Entries provided:
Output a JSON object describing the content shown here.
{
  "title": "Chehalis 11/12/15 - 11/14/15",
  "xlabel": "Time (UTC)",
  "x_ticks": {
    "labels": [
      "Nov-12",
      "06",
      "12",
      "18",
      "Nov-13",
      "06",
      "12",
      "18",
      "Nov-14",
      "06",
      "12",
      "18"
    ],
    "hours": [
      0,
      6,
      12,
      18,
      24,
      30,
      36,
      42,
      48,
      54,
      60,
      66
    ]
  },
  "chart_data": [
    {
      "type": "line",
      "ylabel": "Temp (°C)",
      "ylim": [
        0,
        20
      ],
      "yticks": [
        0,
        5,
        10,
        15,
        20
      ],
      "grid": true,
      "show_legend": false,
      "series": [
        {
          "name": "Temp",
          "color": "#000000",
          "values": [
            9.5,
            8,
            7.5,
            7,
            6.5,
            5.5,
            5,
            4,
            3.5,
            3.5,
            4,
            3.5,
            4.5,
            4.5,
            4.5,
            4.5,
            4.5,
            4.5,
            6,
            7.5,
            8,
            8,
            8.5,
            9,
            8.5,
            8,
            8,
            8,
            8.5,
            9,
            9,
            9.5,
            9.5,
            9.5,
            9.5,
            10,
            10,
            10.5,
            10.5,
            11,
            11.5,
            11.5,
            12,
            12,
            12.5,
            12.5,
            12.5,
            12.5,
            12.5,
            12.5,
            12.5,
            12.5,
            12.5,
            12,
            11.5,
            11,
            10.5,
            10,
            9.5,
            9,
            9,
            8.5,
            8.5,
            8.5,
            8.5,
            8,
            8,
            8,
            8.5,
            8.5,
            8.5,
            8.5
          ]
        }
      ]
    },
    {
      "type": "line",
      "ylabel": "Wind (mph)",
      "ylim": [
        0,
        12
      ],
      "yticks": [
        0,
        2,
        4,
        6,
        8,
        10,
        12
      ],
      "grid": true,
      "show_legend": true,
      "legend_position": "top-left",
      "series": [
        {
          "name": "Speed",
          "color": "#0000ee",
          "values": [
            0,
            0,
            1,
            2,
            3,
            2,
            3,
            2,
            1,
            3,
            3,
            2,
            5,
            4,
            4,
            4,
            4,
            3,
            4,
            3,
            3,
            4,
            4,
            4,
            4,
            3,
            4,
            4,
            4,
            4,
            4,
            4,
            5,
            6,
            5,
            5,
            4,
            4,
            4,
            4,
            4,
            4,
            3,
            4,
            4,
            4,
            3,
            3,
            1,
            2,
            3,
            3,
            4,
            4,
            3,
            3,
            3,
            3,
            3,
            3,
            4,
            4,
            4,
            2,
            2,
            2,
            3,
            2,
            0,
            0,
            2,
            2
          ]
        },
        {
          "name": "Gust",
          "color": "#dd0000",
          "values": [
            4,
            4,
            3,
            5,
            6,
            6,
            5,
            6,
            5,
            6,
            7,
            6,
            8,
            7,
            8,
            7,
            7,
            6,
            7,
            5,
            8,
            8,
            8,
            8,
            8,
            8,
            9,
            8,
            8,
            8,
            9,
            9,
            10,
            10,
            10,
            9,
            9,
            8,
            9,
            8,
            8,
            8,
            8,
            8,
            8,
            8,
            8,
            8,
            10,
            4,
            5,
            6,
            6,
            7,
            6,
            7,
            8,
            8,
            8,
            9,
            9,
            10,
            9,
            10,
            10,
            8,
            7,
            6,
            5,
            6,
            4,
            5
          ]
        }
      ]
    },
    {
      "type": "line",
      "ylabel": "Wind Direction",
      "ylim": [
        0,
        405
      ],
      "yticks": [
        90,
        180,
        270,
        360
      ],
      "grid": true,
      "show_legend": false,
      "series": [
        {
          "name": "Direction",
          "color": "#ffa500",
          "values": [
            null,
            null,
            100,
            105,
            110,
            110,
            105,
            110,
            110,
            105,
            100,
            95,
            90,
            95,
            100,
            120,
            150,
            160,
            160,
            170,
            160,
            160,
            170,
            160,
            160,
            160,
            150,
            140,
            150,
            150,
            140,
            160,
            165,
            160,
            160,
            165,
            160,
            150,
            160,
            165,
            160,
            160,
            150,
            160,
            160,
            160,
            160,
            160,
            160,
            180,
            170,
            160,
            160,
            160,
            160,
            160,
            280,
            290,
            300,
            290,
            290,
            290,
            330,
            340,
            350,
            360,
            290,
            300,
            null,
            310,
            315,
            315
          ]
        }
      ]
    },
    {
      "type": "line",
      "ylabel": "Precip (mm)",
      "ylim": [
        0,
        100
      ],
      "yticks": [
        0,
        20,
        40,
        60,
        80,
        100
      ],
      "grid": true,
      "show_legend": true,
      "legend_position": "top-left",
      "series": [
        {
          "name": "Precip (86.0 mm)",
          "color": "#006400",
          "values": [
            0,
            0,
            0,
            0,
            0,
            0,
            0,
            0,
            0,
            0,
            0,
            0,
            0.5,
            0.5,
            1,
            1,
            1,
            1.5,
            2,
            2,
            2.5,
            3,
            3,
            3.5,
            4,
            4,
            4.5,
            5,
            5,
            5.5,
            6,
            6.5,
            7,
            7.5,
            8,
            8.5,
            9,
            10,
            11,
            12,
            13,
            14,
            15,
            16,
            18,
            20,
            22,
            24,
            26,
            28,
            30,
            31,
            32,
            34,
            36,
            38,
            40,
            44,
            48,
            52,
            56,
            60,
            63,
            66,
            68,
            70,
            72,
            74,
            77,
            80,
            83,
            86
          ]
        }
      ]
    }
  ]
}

Task directions: Copy out all of the records above with nothing altered.

Worked answer:
Output a JSON object describing the content shown here.
{
  "title": "Chehalis 11/12/15 - 11/14/15",
  "xlabel": "Time (UTC)",
  "x_ticks": {
    "labels": [
      "Nov-12",
      "06",
      "12",
      "18",
      "Nov-13",
      "06",
      "12",
      "18",
      "Nov-14",
      "06",
      "12",
      "18"
    ],
    "hours": [
      0,
      6,
      12,
      18,
      24,
      30,
      36,
      42,
      48,
      54,
      60,
      66
    ]
  },
  "chart_data": [
    {
      "type": "line",
      "ylabel": "Temp (°C)",
      "ylim": [
        0,
        20
      ],
      "yticks": [
        0,
        5,
        10,
        15,
        20
      ],
      "grid": true,
      "show_legend": false,
      "series": [
        {
          "name": "Temp",
          "color": "#000000",
          "values": [
            9.5,
            8,
            7.5,
            7,
            6.5,
            5.5,
            5,
            4,
            3.5,
            3.5,
            4,
            3.5,
            4.5,
            4.5,
            4.5,
            4.5,
            4.5,
            4.5,
            6,
            7.5,
            8,
            8,
            8.5,
            9,
            8.5,
            8,
            8,
            8,
            8.5,
            9,
            9,
            9.5,
            9.5,
            9.5,
            9.5,
            10,
            10,
            10.5,
            10.5,
            11,
            11.5,
            11.5,
            12,
            12,
            12.5,
            12.5,
            12.5,
            12.5,
            12.5,
            12.5,
            12.5,
            12.5,
            12.5,
            12,
            11.5,
            11,
            10.5,
            10,
            9.5,
            9,
            9,
            8.5,
            8.5,
            8.5,
            8.5,
            8,
            8,
            8,
            8.5,
            8.5,
            8.5,
            8.5
          ]
        }
      ]
    },
    {
      "type": "line",
      "ylabel": "Wind (mph)",
      "ylim": [
        0,
        12
      ],
      "yticks": [
        0,
        2,
        4,
        6,
        8,
        10,
        12
      ],
      "grid": true,
      "show_legend": true,
      "legend_position": "top-left",
      "series": [
        {
          "name": "Speed",
          "color": "#0000ee",
          "values": [
            0,
            0,
            1,
            2,
            3,
            2,
            3,
            2,
            1,
            3,
            3,
            2,
            5,
            4,
            4,
            4,
            4,
            3,
            4,
            3,
            3,
            4,
            4,
            4,
            4,
            3,
            4,
            4,
            4,
            4,
            4,
            4,
            5,
            6,
            5,
            5,
            4,
            4,
            4,
            4,
            4,
            4,
            3,
            4,
            4,
            4,
            3,
            3,
            1,
            2,
            3,
            3,
            4,
            4,
            3,
            3,
            3,
            3,
            3,
            3,
            4,
            4,
            4,
            2,
            2,
            2,
            3,
            2,
            0,
            0,
            2,
            2
          ]
        },
        {
          "name": "Gust",
          "color": "#dd0000",
          "values": [
            4,
            4,
            3,
            5,
            6,
            6,
            5,
            6,
            5,
            6,
            7,
            6,
            8,
            7,
            8,
            7,
            7,
            6,
            7,
            5,
            8,
            8,
            8,
            8,
            8,
            8,
            9,
            8,
            8,
            8,
            9,
            9,
            10,
            10,
            10,
            9,
            9,
            8,
            9,
            8,
            8,
            8,
            8,
            8,
            8,
            8,
            8,
            8,
            10,
            4,
            5,
            6,
            6,
            7,
            6,
            7,
            8,
            8,
            8,
            9,
            9,
            10,
            9,
            10,
            10,
            8,
            7,
            6,
            5,
            6,
            4,
            5
          ]
        }
      ]
    },
    {
      "type": "line",
      "ylabel": "Wind Direction",
      "ylim": [
        0,
        405
      ],
      "yticks": [
        90,
        180,
        270,
        360
      ],
      "grid": true,
      "show_legend": false,
      "series": [
        {
          "name": "Direction",
          "color": "#ffa500",
          "values": [
            null,
            null,
            100,
            105,
            110,
            110,
            105,
            110,
            110,
            105,
            100,
            95,
            90,
            95,
            100,
            120,
            150,
            160,
            160,
            170,
            160,
            160,
            170,
            160,
            160,
            160,
            150,
            140,
            150,
            150,
            140,
            160,
            165,
            160,
            160,
            165,
            160,
            150,
            160,
            165,
            160,
            160,
            150,
            160,
            160,
            160,
            160,
            160,
            160,
            180,
            170,
            160,
            160,
            160,
            160,
            160,
            280,
            290,
            300,
            290,
            290,
            290,
            330,
            340,
            350,
            360,
            290,
            300,
            null,
            310,
            315,
            315
          ]
        }
      ]
    },
    {
      "type": "line",
      "ylabel": "Precip (mm)",
      "ylim": [
        0,
        100
      ],
      "yticks": [
        0,
        20,
        40,
        60,
        80,
        100
      ],
      "grid": true,
      "show_legend": true,
      "legend_position": "top-left",
      "series": [
        {
          "name": "Precip (86.0 mm)",
          "color": "#006400",
          "values": [
            0,
            0,
            0,
            0,
            0,
            0,
            0,
            0,
            0,
            0,
            0,
            0,
            0.5,
            0.5,
            1,
            1,
            1,
            1.5,
            2,
            2,
            2.5,
            3,
            3,
            3.5,
            4,
            4,
            4.5,
            5,
            5,
            5.5,
            6,
            6.5,
            7,
            7.5,
            8,
            8.5,
            9,
            10,
            11,
            12,
            13,
            14,
            15,
            16,
            18,
            20,
            22,
            24,
            26,
            28,
            30,
            31,
            32,
            34,
            36,
            38,
            40,
            44,
            48,
            52,
            56,
            60,
            63,
            66,
            68,
            70,
            72,
            74,
            77,
            80,
            83,
            86
          ]
        }
      ]
    }
  ]
}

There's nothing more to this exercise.